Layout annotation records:
[Begin]

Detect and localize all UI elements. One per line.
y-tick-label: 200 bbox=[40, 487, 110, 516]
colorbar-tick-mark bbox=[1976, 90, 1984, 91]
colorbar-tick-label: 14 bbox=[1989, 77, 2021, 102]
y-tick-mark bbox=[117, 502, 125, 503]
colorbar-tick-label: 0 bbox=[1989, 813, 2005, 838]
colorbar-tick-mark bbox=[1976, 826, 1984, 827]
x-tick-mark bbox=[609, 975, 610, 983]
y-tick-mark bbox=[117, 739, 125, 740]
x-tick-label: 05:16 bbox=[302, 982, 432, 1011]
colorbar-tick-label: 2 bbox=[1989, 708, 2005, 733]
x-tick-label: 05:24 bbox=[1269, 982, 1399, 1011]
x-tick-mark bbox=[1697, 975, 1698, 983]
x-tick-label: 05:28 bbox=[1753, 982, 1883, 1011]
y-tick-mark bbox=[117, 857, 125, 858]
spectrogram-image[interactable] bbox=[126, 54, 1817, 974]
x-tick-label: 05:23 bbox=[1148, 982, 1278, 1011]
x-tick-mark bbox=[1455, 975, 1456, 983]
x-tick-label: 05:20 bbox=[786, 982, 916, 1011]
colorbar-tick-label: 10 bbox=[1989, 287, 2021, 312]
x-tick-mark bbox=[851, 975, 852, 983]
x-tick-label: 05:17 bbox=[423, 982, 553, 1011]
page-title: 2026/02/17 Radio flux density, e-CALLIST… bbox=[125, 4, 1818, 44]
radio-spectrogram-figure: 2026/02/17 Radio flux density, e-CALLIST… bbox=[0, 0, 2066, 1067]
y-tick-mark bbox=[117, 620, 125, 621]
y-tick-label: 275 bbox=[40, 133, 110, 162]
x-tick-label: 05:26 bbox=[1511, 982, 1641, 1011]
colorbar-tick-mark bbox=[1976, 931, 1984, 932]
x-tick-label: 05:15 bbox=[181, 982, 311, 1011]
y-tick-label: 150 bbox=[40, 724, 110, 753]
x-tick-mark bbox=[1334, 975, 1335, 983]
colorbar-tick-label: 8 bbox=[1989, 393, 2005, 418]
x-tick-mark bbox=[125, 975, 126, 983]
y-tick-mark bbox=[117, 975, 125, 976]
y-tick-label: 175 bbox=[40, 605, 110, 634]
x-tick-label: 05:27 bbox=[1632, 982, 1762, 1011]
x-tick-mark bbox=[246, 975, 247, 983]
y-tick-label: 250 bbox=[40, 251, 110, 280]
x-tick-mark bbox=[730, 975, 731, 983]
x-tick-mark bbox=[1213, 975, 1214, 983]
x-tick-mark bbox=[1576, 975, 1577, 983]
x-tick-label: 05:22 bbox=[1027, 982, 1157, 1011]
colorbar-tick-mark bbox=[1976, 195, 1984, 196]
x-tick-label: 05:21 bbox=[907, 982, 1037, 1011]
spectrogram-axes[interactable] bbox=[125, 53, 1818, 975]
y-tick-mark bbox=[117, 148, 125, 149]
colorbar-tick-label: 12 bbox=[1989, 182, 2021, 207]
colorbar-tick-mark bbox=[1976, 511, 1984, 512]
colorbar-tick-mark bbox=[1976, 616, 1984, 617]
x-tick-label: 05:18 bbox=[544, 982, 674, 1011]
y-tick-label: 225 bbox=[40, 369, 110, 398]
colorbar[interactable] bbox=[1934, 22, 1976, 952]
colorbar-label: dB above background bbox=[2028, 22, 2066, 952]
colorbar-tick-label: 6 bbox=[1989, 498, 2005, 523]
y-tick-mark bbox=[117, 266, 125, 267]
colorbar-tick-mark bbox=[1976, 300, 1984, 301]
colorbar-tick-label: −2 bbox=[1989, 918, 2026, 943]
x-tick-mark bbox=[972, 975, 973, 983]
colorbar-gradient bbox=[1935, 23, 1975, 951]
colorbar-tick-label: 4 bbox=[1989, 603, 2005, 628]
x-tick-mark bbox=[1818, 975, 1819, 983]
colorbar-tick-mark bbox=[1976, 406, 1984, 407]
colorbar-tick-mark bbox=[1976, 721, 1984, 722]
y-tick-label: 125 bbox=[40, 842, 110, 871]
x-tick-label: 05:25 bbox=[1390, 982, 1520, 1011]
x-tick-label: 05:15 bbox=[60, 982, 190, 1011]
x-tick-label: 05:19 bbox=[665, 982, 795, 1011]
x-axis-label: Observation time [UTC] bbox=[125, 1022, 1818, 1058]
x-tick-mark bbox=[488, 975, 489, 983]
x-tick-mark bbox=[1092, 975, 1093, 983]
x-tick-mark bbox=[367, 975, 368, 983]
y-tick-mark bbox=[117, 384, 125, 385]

[End]

• _Task prompt_:
Print every line from the start of the material down to and including the line containing "y-tick-mark bbox=[117, 975, 125, 976]", with no changes.

• _Answer to the problem_:
Detect and localize all UI elements. One per line.
y-tick-label: 200 bbox=[40, 487, 110, 516]
colorbar-tick-mark bbox=[1976, 90, 1984, 91]
colorbar-tick-label: 14 bbox=[1989, 77, 2021, 102]
y-tick-mark bbox=[117, 502, 125, 503]
colorbar-tick-label: 0 bbox=[1989, 813, 2005, 838]
colorbar-tick-mark bbox=[1976, 826, 1984, 827]
x-tick-mark bbox=[609, 975, 610, 983]
y-tick-mark bbox=[117, 739, 125, 740]
x-tick-label: 05:16 bbox=[302, 982, 432, 1011]
colorbar-tick-label: 2 bbox=[1989, 708, 2005, 733]
x-tick-label: 05:24 bbox=[1269, 982, 1399, 1011]
x-tick-mark bbox=[1697, 975, 1698, 983]
x-tick-label: 05:28 bbox=[1753, 982, 1883, 1011]
y-tick-mark bbox=[117, 857, 125, 858]
spectrogram-image[interactable] bbox=[126, 54, 1817, 974]
x-tick-label: 05:23 bbox=[1148, 982, 1278, 1011]
x-tick-mark bbox=[1455, 975, 1456, 983]
x-tick-label: 05:20 bbox=[786, 982, 916, 1011]
colorbar-tick-label: 10 bbox=[1989, 287, 2021, 312]
x-tick-mark bbox=[851, 975, 852, 983]
x-tick-label: 05:17 bbox=[423, 982, 553, 1011]
page-title: 2026/02/17 Radio flux density, e-CALLIST… bbox=[125, 4, 1818, 44]
radio-spectrogram-figure: 2026/02/17 Radio flux density, e-CALLIST… bbox=[0, 0, 2066, 1067]
y-tick-mark bbox=[117, 620, 125, 621]
y-tick-label: 275 bbox=[40, 133, 110, 162]
x-tick-label: 05:26 bbox=[1511, 982, 1641, 1011]
colorbar-tick-mark bbox=[1976, 931, 1984, 932]
x-tick-label: 05:15 bbox=[181, 982, 311, 1011]
y-tick-label: 150 bbox=[40, 724, 110, 753]
x-tick-mark bbox=[1334, 975, 1335, 983]
colorbar-tick-label: 8 bbox=[1989, 393, 2005, 418]
x-tick-mark bbox=[125, 975, 126, 983]
y-tick-mark bbox=[117, 975, 125, 976]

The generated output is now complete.